Dataset excerpts:
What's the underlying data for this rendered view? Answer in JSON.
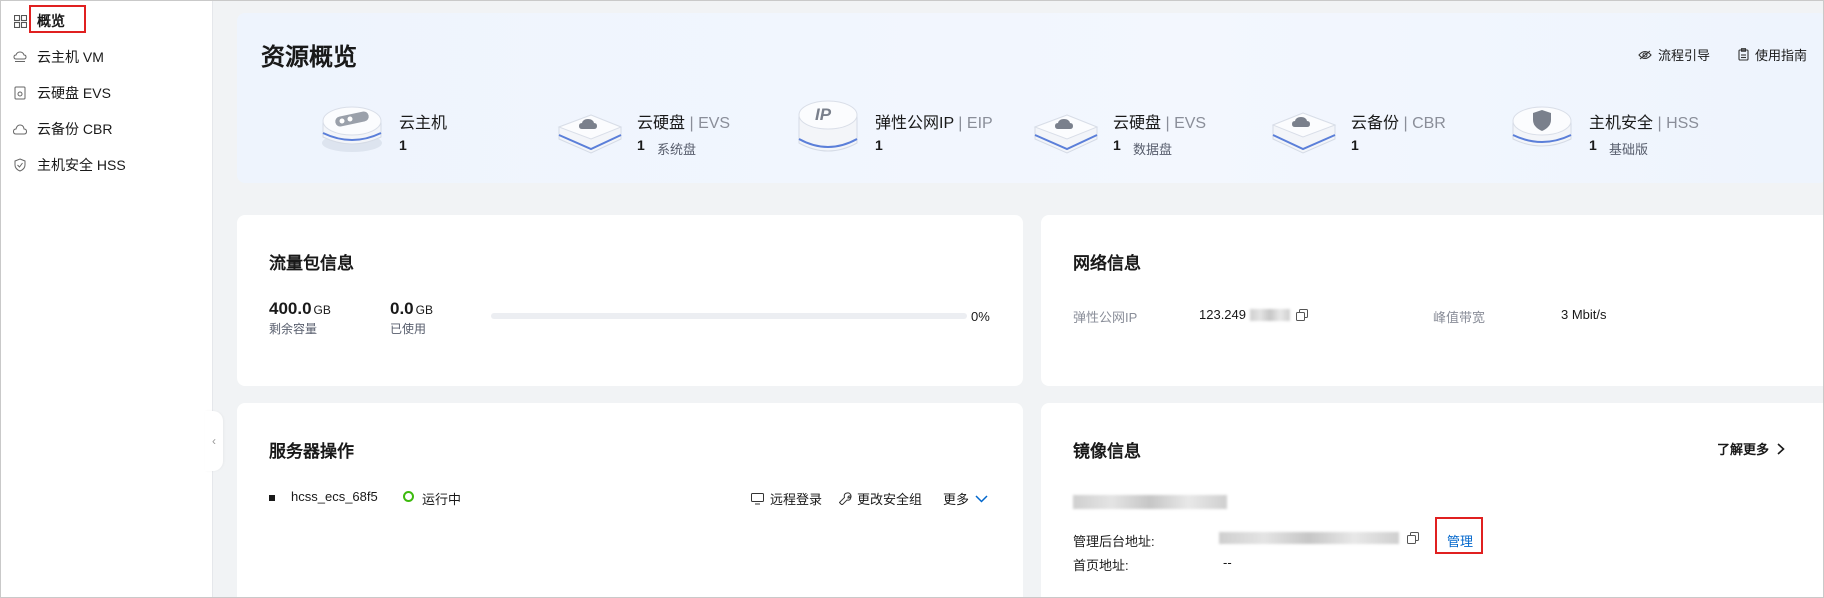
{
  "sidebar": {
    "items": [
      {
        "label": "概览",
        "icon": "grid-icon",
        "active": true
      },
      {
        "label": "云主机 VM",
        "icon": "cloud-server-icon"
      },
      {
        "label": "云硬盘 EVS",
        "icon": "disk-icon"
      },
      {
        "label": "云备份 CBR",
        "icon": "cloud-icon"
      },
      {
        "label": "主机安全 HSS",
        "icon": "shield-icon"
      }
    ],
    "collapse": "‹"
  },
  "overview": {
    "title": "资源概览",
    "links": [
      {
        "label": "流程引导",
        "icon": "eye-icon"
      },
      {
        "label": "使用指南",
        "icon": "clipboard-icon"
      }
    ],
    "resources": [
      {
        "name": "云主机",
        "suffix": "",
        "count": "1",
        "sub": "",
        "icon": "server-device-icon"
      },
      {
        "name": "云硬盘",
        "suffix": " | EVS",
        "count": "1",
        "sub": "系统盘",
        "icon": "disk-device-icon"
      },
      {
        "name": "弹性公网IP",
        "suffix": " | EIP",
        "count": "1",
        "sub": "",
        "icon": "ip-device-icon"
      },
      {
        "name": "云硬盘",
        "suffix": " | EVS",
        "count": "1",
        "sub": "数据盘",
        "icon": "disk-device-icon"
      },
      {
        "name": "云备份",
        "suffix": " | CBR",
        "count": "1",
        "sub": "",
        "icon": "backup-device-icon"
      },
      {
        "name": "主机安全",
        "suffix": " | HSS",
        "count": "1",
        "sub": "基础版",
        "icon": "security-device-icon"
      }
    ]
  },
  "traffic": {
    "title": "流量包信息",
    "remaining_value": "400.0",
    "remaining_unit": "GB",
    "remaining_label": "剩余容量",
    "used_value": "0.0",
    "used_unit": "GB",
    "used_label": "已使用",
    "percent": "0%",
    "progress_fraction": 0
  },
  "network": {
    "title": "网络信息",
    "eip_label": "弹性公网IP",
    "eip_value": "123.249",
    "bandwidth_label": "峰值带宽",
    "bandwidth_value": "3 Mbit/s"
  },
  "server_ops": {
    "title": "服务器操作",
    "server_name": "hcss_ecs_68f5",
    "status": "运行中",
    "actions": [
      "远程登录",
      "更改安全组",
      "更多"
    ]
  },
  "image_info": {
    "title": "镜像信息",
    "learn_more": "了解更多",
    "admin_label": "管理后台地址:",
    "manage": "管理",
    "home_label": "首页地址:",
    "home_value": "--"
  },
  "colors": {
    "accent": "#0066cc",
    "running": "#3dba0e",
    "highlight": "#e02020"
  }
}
* * *
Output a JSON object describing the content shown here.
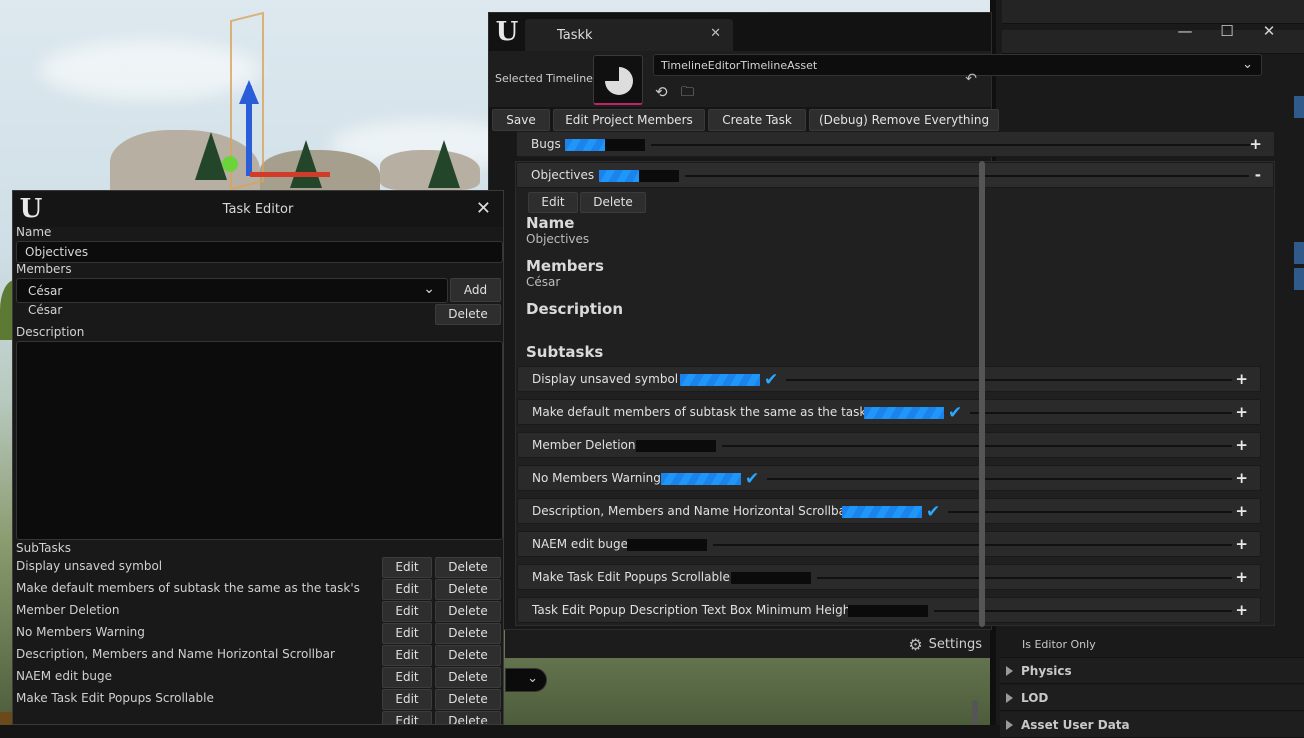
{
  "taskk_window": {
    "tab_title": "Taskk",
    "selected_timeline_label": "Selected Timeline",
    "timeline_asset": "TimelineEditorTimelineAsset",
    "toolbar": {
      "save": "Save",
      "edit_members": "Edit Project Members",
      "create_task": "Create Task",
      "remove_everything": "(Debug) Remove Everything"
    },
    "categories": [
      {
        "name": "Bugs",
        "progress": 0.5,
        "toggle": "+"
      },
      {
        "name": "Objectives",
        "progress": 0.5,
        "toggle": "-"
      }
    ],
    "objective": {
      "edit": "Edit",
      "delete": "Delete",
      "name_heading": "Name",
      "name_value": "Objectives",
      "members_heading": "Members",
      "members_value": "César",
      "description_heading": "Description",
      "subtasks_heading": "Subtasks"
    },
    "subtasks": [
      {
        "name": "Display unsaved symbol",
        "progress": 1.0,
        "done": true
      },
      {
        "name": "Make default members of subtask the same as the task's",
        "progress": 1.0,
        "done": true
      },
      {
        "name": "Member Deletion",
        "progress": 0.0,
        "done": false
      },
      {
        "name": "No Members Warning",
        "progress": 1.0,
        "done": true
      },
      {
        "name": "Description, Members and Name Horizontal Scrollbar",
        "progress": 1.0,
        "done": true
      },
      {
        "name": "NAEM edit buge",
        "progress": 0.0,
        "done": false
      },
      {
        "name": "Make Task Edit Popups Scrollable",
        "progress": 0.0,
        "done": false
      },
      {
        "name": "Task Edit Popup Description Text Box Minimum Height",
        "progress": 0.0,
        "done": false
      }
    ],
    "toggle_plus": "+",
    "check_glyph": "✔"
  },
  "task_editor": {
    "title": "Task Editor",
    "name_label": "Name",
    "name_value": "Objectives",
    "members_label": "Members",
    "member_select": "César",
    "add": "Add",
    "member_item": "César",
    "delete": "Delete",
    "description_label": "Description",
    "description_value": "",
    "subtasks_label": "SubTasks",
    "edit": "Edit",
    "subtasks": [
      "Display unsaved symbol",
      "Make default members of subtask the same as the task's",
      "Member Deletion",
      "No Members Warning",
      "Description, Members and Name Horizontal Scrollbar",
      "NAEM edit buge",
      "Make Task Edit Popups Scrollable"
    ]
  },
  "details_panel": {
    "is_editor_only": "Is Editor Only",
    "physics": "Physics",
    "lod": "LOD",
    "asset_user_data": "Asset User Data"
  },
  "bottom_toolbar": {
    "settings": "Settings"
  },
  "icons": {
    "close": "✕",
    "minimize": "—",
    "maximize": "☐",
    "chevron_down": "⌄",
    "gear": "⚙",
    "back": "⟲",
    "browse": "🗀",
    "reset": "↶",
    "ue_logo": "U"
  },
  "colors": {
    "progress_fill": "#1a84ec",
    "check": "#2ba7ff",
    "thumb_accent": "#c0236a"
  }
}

> **Exercise task**:
Where a line in the entries holds "Make", copy that line.

> **Result**:
        "name": "Make default members of subtask the same as the task's",
        "name": "Make Task Edit Popups Scrollable",
      "Make default members of subtask the same as the task's",
      "Make Task Edit Popups Scrollable"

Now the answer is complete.